#### The exercise:
From the listing that follows, output everything exactly except the pictures.

++++ Supplied entries

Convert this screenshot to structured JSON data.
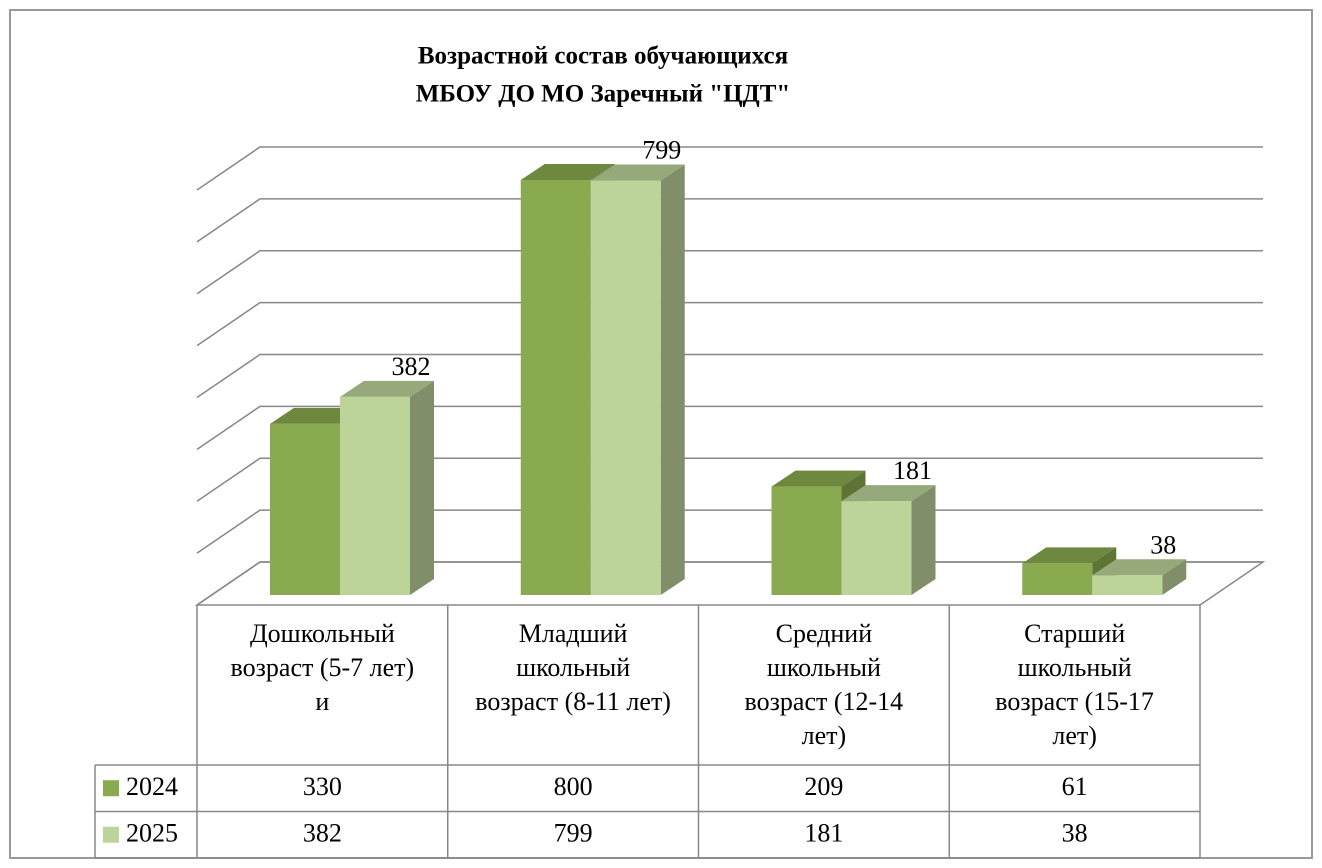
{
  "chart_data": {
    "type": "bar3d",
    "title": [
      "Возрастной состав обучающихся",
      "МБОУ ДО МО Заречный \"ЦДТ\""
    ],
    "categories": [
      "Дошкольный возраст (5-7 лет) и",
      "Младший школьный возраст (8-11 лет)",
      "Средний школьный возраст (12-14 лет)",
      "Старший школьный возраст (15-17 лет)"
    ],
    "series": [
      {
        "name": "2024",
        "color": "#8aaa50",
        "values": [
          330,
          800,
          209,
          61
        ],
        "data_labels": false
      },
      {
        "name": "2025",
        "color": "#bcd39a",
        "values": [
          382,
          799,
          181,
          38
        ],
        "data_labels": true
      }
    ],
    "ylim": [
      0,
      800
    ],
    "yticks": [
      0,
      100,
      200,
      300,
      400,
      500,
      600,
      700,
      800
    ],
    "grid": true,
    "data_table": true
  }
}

++++++++

#### Finished task:
Convert this screenshot to structured JSON data.
{
  "chart_data": {
    "type": "bar3d",
    "title": [
      "Возрастной состав обучающихся",
      "МБОУ ДО МО Заречный \"ЦДТ\""
    ],
    "categories": [
      "Дошкольный возраст (5-7 лет) и",
      "Младший школьный возраст (8-11 лет)",
      "Средний школьный возраст (12-14 лет)",
      "Старший школьный возраст (15-17 лет)"
    ],
    "series": [
      {
        "name": "2024",
        "color": "#8aaa50",
        "values": [
          330,
          800,
          209,
          61
        ],
        "data_labels": false
      },
      {
        "name": "2025",
        "color": "#bcd39a",
        "values": [
          382,
          799,
          181,
          38
        ],
        "data_labels": true
      }
    ],
    "ylim": [
      0,
      800
    ],
    "yticks": [
      0,
      100,
      200,
      300,
      400,
      500,
      600,
      700,
      800
    ],
    "grid": true,
    "data_table": true
  }
}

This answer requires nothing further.